__Task requirements__:
Write the data out again, exactly as given.

__Dataset records__:
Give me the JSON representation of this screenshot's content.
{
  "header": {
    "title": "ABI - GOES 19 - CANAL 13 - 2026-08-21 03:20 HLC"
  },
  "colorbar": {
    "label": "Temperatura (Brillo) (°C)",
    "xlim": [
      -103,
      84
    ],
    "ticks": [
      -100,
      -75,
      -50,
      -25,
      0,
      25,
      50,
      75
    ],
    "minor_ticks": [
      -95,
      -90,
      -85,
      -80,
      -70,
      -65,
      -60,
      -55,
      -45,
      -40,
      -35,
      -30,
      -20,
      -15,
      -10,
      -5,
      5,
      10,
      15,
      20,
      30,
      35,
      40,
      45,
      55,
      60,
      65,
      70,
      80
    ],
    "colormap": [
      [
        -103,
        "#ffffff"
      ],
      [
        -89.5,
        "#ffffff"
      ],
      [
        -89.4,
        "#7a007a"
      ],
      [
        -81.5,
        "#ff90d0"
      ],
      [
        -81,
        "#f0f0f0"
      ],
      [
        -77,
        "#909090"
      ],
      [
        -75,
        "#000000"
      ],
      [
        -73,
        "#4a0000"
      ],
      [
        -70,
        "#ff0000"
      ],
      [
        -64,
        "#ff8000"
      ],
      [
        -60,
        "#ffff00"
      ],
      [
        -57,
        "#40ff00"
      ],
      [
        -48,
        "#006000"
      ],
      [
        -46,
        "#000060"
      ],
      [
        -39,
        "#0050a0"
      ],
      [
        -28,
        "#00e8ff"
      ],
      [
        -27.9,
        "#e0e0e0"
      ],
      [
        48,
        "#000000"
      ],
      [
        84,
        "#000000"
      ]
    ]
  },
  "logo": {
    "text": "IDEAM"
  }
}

__Output of the exercise__:
Give me the JSON representation of this screenshot's content.
{
  "header": {
    "title": "ABI - GOES 19 - CANAL 13 - 2026-08-21 03:20 HLC"
  },
  "colorbar": {
    "label": "Temperatura (Brillo) (°C)",
    "xlim": [
      -103,
      84
    ],
    "ticks": [
      -100,
      -75,
      -50,
      -25,
      0,
      25,
      50,
      75
    ],
    "minor_ticks": [
      -95,
      -90,
      -85,
      -80,
      -70,
      -65,
      -60,
      -55,
      -45,
      -40,
      -35,
      -30,
      -20,
      -15,
      -10,
      -5,
      5,
      10,
      15,
      20,
      30,
      35,
      40,
      45,
      55,
      60,
      65,
      70,
      80
    ],
    "colormap": [
      [
        -103,
        "#ffffff"
      ],
      [
        -89.5,
        "#ffffff"
      ],
      [
        -89.4,
        "#7a007a"
      ],
      [
        -81.5,
        "#ff90d0"
      ],
      [
        -81,
        "#f0f0f0"
      ],
      [
        -77,
        "#909090"
      ],
      [
        -75,
        "#000000"
      ],
      [
        -73,
        "#4a0000"
      ],
      [
        -70,
        "#ff0000"
      ],
      [
        -64,
        "#ff8000"
      ],
      [
        -60,
        "#ffff00"
      ],
      [
        -57,
        "#40ff00"
      ],
      [
        -48,
        "#006000"
      ],
      [
        -46,
        "#000060"
      ],
      [
        -39,
        "#0050a0"
      ],
      [
        -28,
        "#00e8ff"
      ],
      [
        -27.9,
        "#e0e0e0"
      ],
      [
        48,
        "#000000"
      ],
      [
        84,
        "#000000"
      ]
    ]
  },
  "logo": {
    "text": "IDEAM"
  }
}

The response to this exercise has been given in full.